◆ STATED TASK
According to the text below on football in Cyprus, in what year was the Cypriot Football Association (KOP) formed?

Football reunites in Cyprus

It’s not often I can write something in praise of FIFA and UEFA. However, last week, they may have helped to broker a deal to end a bitter dispute between two nations (in terms of playing football, anyway) and to bring in one of the largest European nations currently outside of FIFA and UEFA in from the football wilderness.

Cyprus is an island nation in the east of the Mediterranean Sea. Throughout history, Cyprus has been subsumed into the various empires that have existed in the Eastern Mediterranean, ending up as part of the Ottoman Empire. The population of Cyprus was split, mostly between people of Greek and Turkish extraction, with about 75% being of Greek origin and about 25% of Turkish origin.

In 1878 after a war with Russia, the Ottomans allowed Cyprus to become a protectorate of the UK, in exchange for UK military aid should Russia attack Ottoman territory. When World War One broke out in 1914, and the Ottoman Empire declared war on Britain, Britain annexed Cyprus (though they did offer it to Greece in exchange for Greek participation in WW1, which was refused), and after the war, it became a British Crown Colony and the British introduced football to the island. The Cypriot Football Association (KOP) was formed in 1934 and a league was organised consisting of both Greek Cypriot and Turkish Cypriot players and teams, who coexisted and played in a national league without too many problems. Cyprus was admitted to FIFA in 1948.

◆ DATA BLOCK
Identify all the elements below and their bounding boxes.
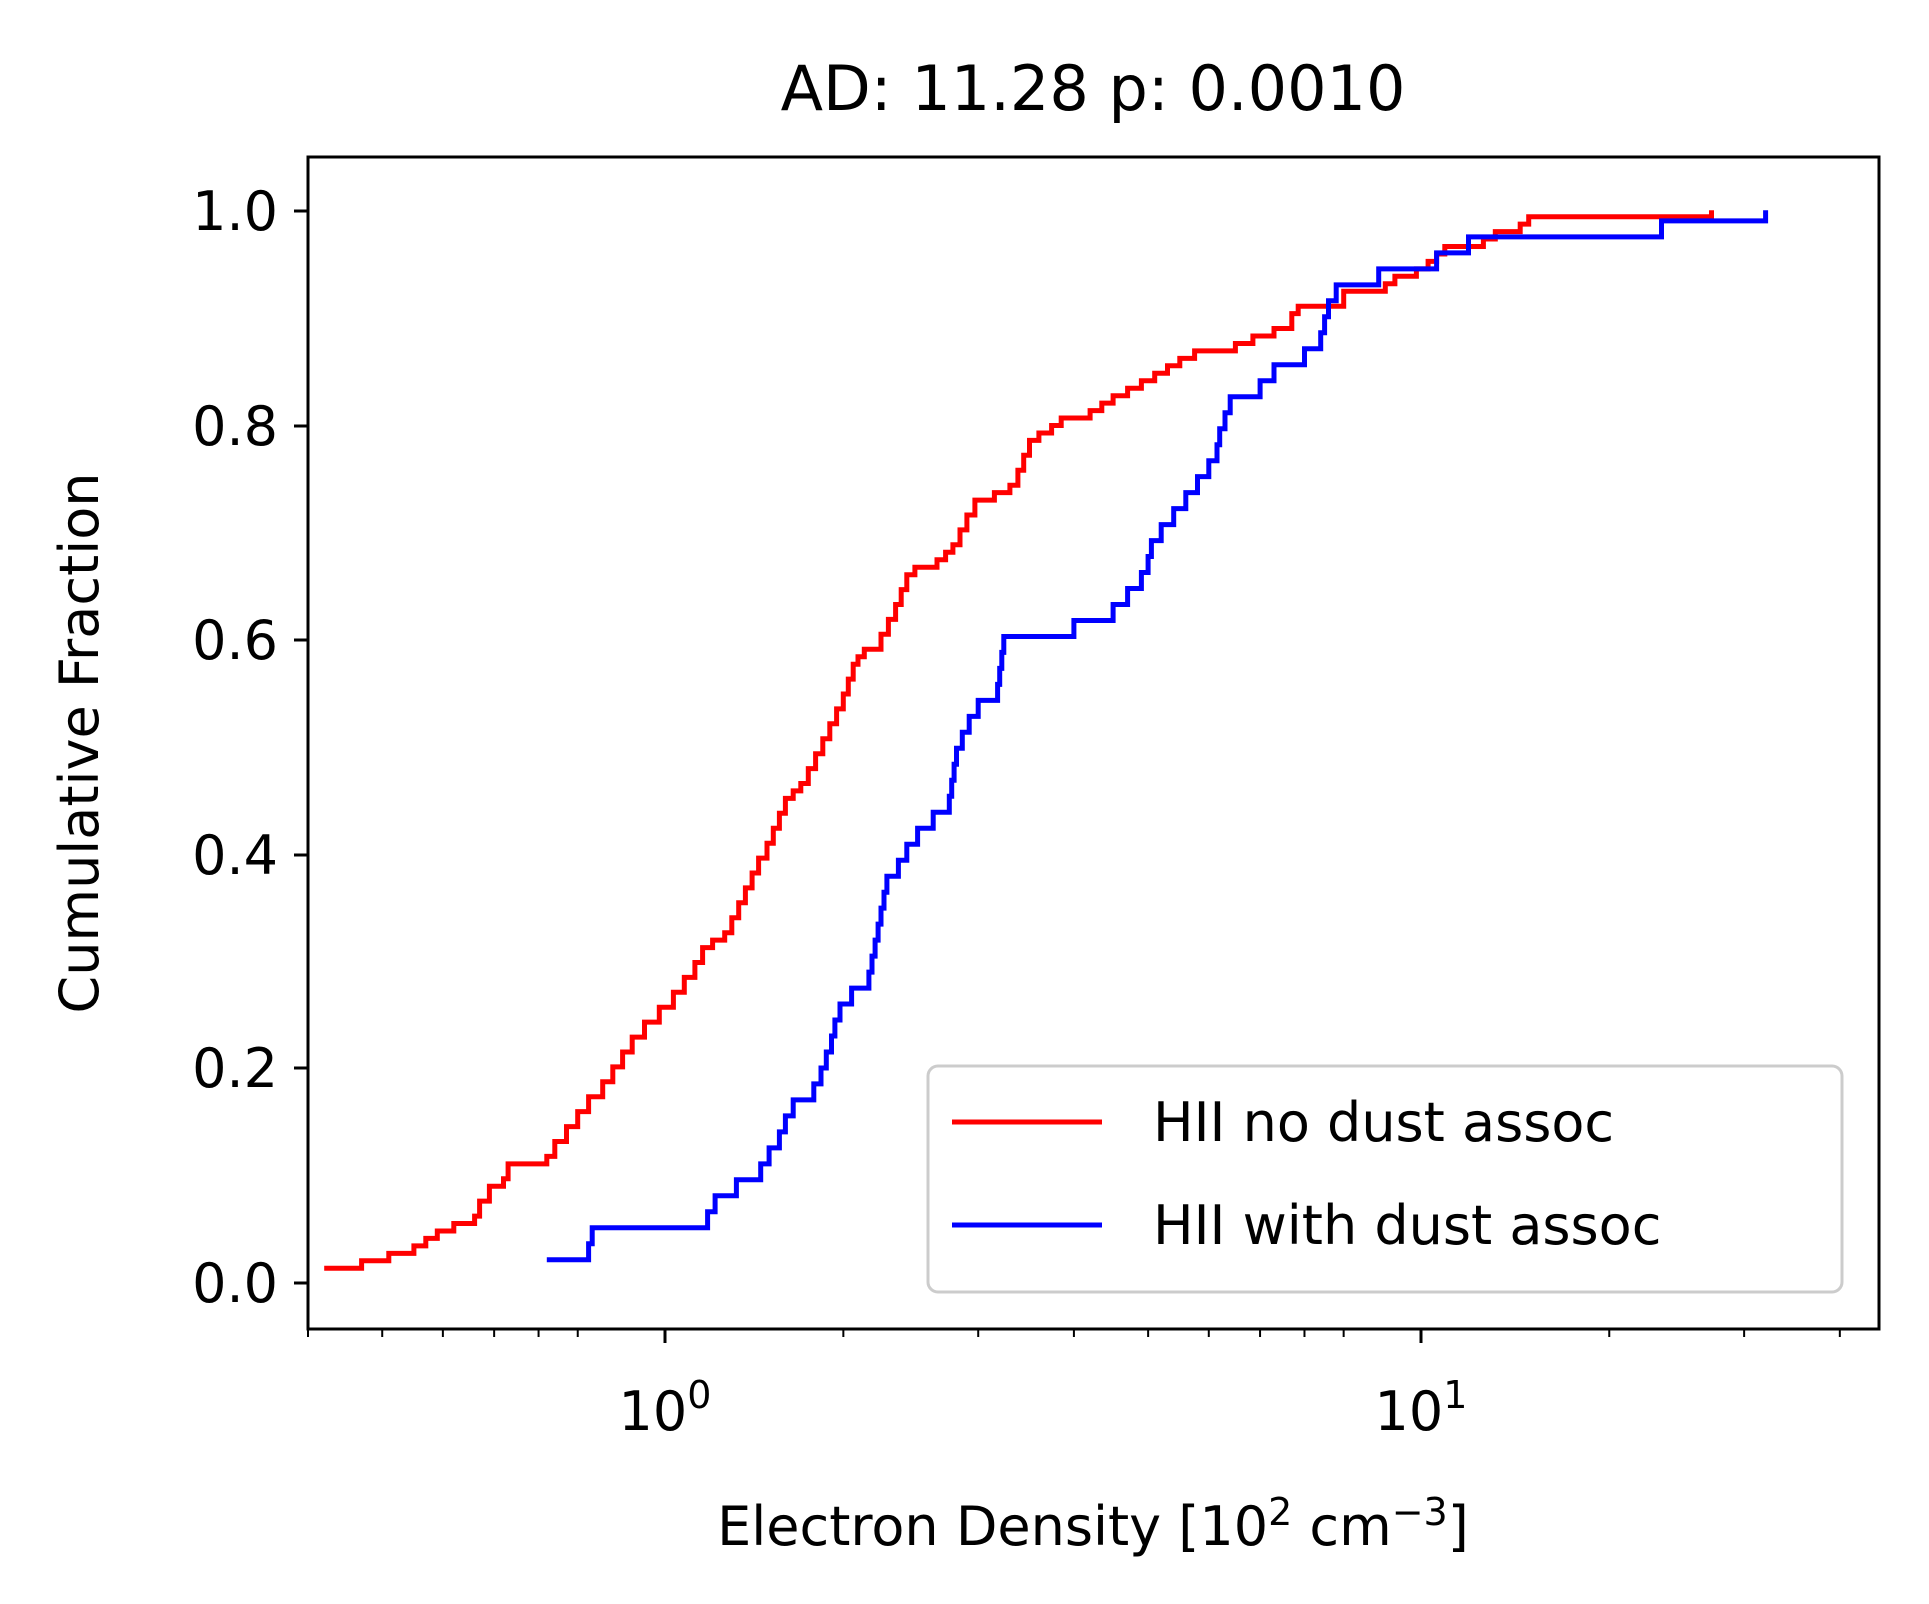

◆ WORKED ANSWER
1934